=== Source material ===
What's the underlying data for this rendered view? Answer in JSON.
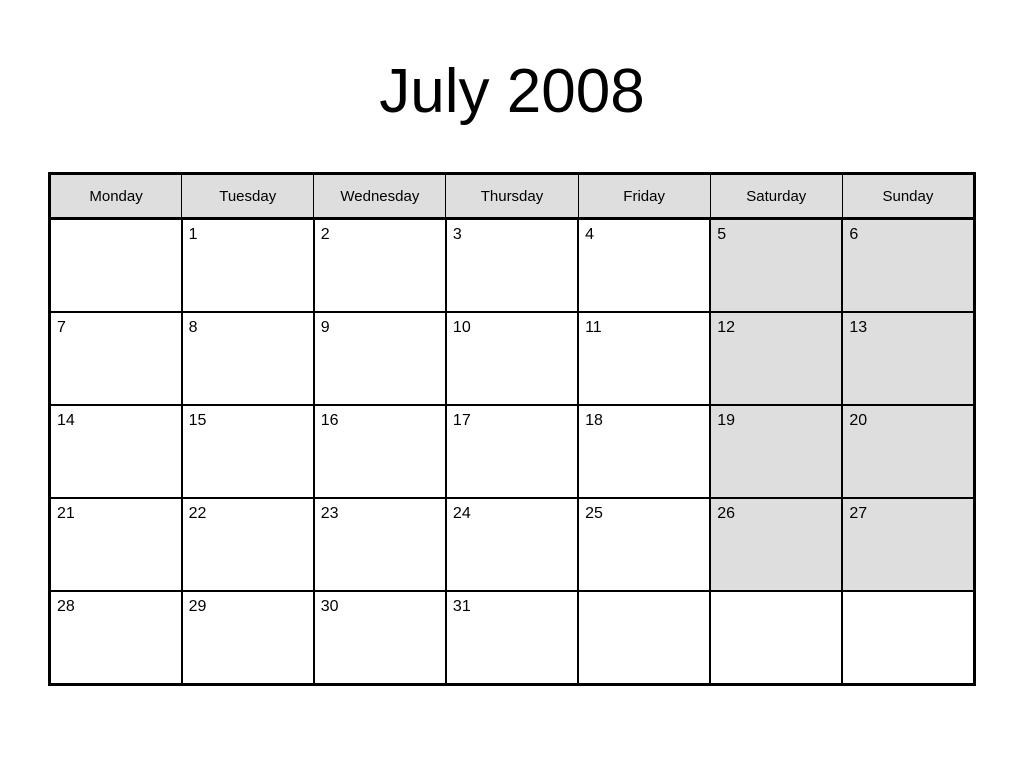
{
  "document": {
    "title": "July 2008",
    "month": "July",
    "year": "2008"
  },
  "colors": {
    "page_background": "#ffffff",
    "text": "#000000",
    "grid_line": "#000000",
    "header_background": "#dedede",
    "weekend_background": "#dedede",
    "day_cell_background": "#ffffff"
  },
  "calendar": {
    "columns": [
      {
        "label": "Monday",
        "weekend": false
      },
      {
        "label": "Tuesday",
        "weekend": false
      },
      {
        "label": "Wednesday",
        "weekend": false
      },
      {
        "label": "Thursday",
        "weekend": false
      },
      {
        "label": "Friday",
        "weekend": false
      },
      {
        "label": "Saturday",
        "weekend": true
      },
      {
        "label": "Sunday",
        "weekend": true
      }
    ],
    "weeks": [
      {
        "cells": [
          {
            "day": "",
            "shaded": false
          },
          {
            "day": "1",
            "shaded": false
          },
          {
            "day": "2",
            "shaded": false
          },
          {
            "day": "3",
            "shaded": false
          },
          {
            "day": "4",
            "shaded": false
          },
          {
            "day": "5",
            "shaded": true
          },
          {
            "day": "6",
            "shaded": true
          }
        ]
      },
      {
        "cells": [
          {
            "day": "7",
            "shaded": false
          },
          {
            "day": "8",
            "shaded": false
          },
          {
            "day": "9",
            "shaded": false
          },
          {
            "day": "10",
            "shaded": false
          },
          {
            "day": "11",
            "shaded": false
          },
          {
            "day": "12",
            "shaded": true
          },
          {
            "day": "13",
            "shaded": true
          }
        ]
      },
      {
        "cells": [
          {
            "day": "14",
            "shaded": false
          },
          {
            "day": "15",
            "shaded": false
          },
          {
            "day": "16",
            "shaded": false
          },
          {
            "day": "17",
            "shaded": false
          },
          {
            "day": "18",
            "shaded": false
          },
          {
            "day": "19",
            "shaded": true
          },
          {
            "day": "20",
            "shaded": true
          }
        ]
      },
      {
        "cells": [
          {
            "day": "21",
            "shaded": false
          },
          {
            "day": "22",
            "shaded": false
          },
          {
            "day": "23",
            "shaded": false
          },
          {
            "day": "24",
            "shaded": false
          },
          {
            "day": "25",
            "shaded": false
          },
          {
            "day": "26",
            "shaded": true
          },
          {
            "day": "27",
            "shaded": true
          }
        ]
      },
      {
        "cells": [
          {
            "day": "28",
            "shaded": false
          },
          {
            "day": "29",
            "shaded": false
          },
          {
            "day": "30",
            "shaded": false
          },
          {
            "day": "31",
            "shaded": false
          },
          {
            "day": "",
            "shaded": false
          },
          {
            "day": "",
            "shaded": false
          },
          {
            "day": "",
            "shaded": false
          }
        ]
      }
    ]
  }
}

=== Written task ===
Images must not appear in the copy; reproduce everything else in the records verbatim.

=== Complete answer ===
What's the underlying data for this rendered view? Answer in JSON.
{
  "document": {
    "title": "July 2008",
    "month": "July",
    "year": "2008"
  },
  "colors": {
    "page_background": "#ffffff",
    "text": "#000000",
    "grid_line": "#000000",
    "header_background": "#dedede",
    "weekend_background": "#dedede",
    "day_cell_background": "#ffffff"
  },
  "calendar": {
    "columns": [
      {
        "label": "Monday",
        "weekend": false
      },
      {
        "label": "Tuesday",
        "weekend": false
      },
      {
        "label": "Wednesday",
        "weekend": false
      },
      {
        "label": "Thursday",
        "weekend": false
      },
      {
        "label": "Friday",
        "weekend": false
      },
      {
        "label": "Saturday",
        "weekend": true
      },
      {
        "label": "Sunday",
        "weekend": true
      }
    ],
    "weeks": [
      {
        "cells": [
          {
            "day": "",
            "shaded": false
          },
          {
            "day": "1",
            "shaded": false
          },
          {
            "day": "2",
            "shaded": false
          },
          {
            "day": "3",
            "shaded": false
          },
          {
            "day": "4",
            "shaded": false
          },
          {
            "day": "5",
            "shaded": true
          },
          {
            "day": "6",
            "shaded": true
          }
        ]
      },
      {
        "cells": [
          {
            "day": "7",
            "shaded": false
          },
          {
            "day": "8",
            "shaded": false
          },
          {
            "day": "9",
            "shaded": false
          },
          {
            "day": "10",
            "shaded": false
          },
          {
            "day": "11",
            "shaded": false
          },
          {
            "day": "12",
            "shaded": true
          },
          {
            "day": "13",
            "shaded": true
          }
        ]
      },
      {
        "cells": [
          {
            "day": "14",
            "shaded": false
          },
          {
            "day": "15",
            "shaded": false
          },
          {
            "day": "16",
            "shaded": false
          },
          {
            "day": "17",
            "shaded": false
          },
          {
            "day": "18",
            "shaded": false
          },
          {
            "day": "19",
            "shaded": true
          },
          {
            "day": "20",
            "shaded": true
          }
        ]
      },
      {
        "cells": [
          {
            "day": "21",
            "shaded": false
          },
          {
            "day": "22",
            "shaded": false
          },
          {
            "day": "23",
            "shaded": false
          },
          {
            "day": "24",
            "shaded": false
          },
          {
            "day": "25",
            "shaded": false
          },
          {
            "day": "26",
            "shaded": true
          },
          {
            "day": "27",
            "shaded": true
          }
        ]
      },
      {
        "cells": [
          {
            "day": "28",
            "shaded": false
          },
          {
            "day": "29",
            "shaded": false
          },
          {
            "day": "30",
            "shaded": false
          },
          {
            "day": "31",
            "shaded": false
          },
          {
            "day": "",
            "shaded": false
          },
          {
            "day": "",
            "shaded": false
          },
          {
            "day": "",
            "shaded": false
          }
        ]
      }
    ]
  }
}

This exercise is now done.